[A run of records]
────────────────────
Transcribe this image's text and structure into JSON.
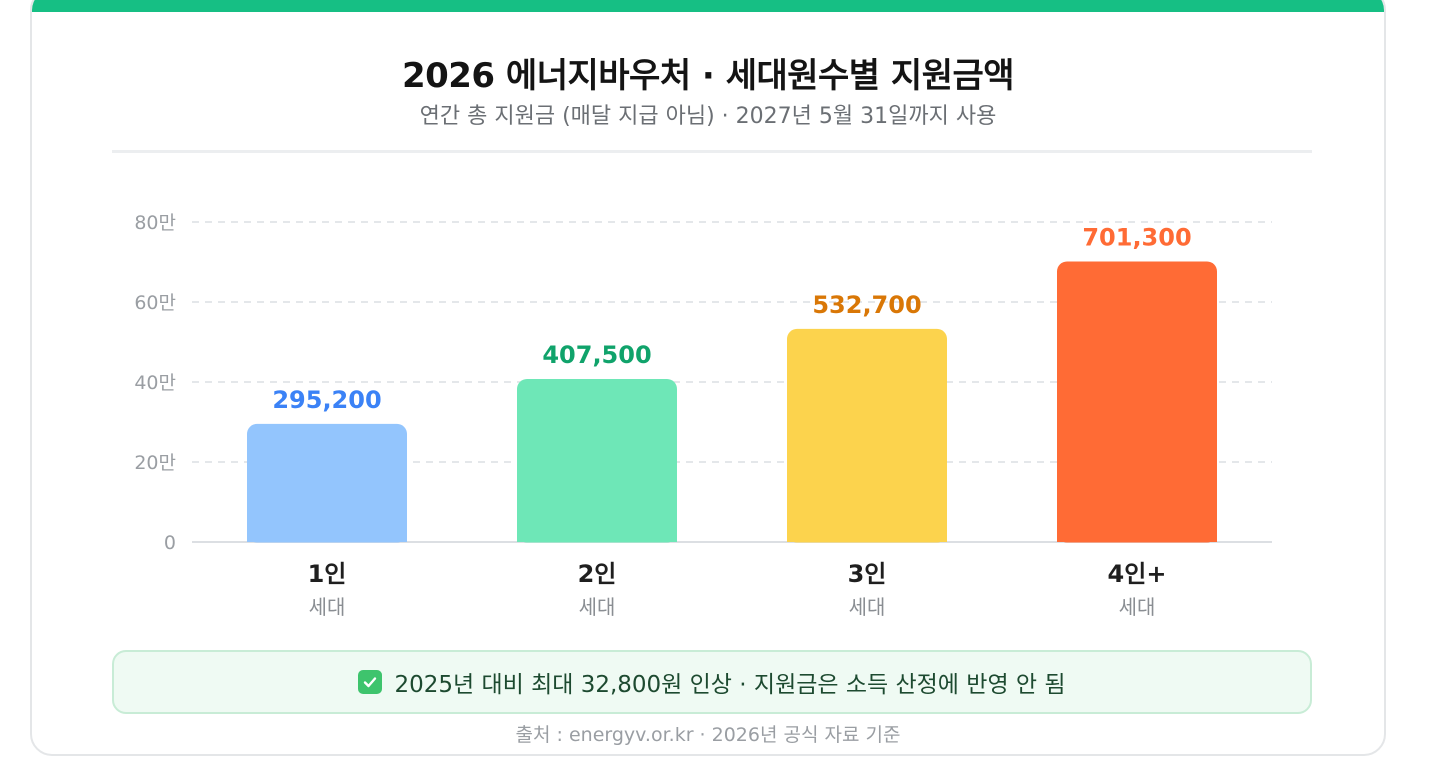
{
  "header": {
    "title": "2026 에너지바우처 · 세대원수별 지원금액",
    "subtitle": "연간 총 지원금 (매달 지급 아님) · 2027년 5월 31일까지 사용"
  },
  "colors": {
    "accent_bar": "#16bf84",
    "grid": "#dcdfe3",
    "axis": "#dcdfe3"
  },
  "chart_data": {
    "type": "bar",
    "title": "2026 에너지바우처 · 세대원수별 지원금액",
    "subtitle": "연간 총 지원금 (매달 지급 아님) · 2027년 5월 31일까지 사용",
    "categories": [
      "1인",
      "2인",
      "3인",
      "4인+"
    ],
    "category_sublabels": [
      "세대",
      "세대",
      "세대",
      "세대"
    ],
    "values": [
      295200,
      407500,
      532700,
      701300
    ],
    "value_labels": [
      "295,200",
      "407,500",
      "532,700",
      "701,300"
    ],
    "bar_colors": [
      "#93c5fd",
      "#6ee7b7",
      "#fcd34d",
      "#ff6b35"
    ],
    "label_colors": [
      "#3b82f6",
      "#10a36b",
      "#d97706",
      "#ff6b35"
    ],
    "yticks": [
      0,
      200000,
      400000,
      600000,
      800000
    ],
    "ytick_labels": [
      "0",
      "20만",
      "40만",
      "60만",
      "80만"
    ],
    "ylim": [
      0,
      800000
    ],
    "grid": true,
    "xlabel": "",
    "ylabel": ""
  },
  "note": {
    "icon": "check-icon",
    "text": "2025년 대비 최대 32,800원 인상 · 지원금은 소득 산정에 반영 안 됨"
  },
  "footer": {
    "source": "출처 : energyv.or.kr · 2026년 공식 자료 기준"
  }
}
────────────────────
## What the task asks
From the listing above, print every entry precisely and drop the pictures.

## Task result
Transcribe this image's text and structure into JSON.
{
  "header": {
    "title": "2026 에너지바우처 · 세대원수별 지원금액",
    "subtitle": "연간 총 지원금 (매달 지급 아님) · 2027년 5월 31일까지 사용"
  },
  "colors": {
    "accent_bar": "#16bf84",
    "grid": "#dcdfe3",
    "axis": "#dcdfe3"
  },
  "chart_data": {
    "type": "bar",
    "title": "2026 에너지바우처 · 세대원수별 지원금액",
    "subtitle": "연간 총 지원금 (매달 지급 아님) · 2027년 5월 31일까지 사용",
    "categories": [
      "1인",
      "2인",
      "3인",
      "4인+"
    ],
    "category_sublabels": [
      "세대",
      "세대",
      "세대",
      "세대"
    ],
    "values": [
      295200,
      407500,
      532700,
      701300
    ],
    "value_labels": [
      "295,200",
      "407,500",
      "532,700",
      "701,300"
    ],
    "bar_colors": [
      "#93c5fd",
      "#6ee7b7",
      "#fcd34d",
      "#ff6b35"
    ],
    "label_colors": [
      "#3b82f6",
      "#10a36b",
      "#d97706",
      "#ff6b35"
    ],
    "yticks": [
      0,
      200000,
      400000,
      600000,
      800000
    ],
    "ytick_labels": [
      "0",
      "20만",
      "40만",
      "60만",
      "80만"
    ],
    "ylim": [
      0,
      800000
    ],
    "grid": true,
    "xlabel": "",
    "ylabel": ""
  },
  "note": {
    "icon": "check-icon",
    "text": "2025년 대비 최대 32,800원 인상 · 지원금은 소득 산정에 반영 안 됨"
  },
  "footer": {
    "source": "출처 : energyv.or.kr · 2026년 공식 자료 기준"
  }
}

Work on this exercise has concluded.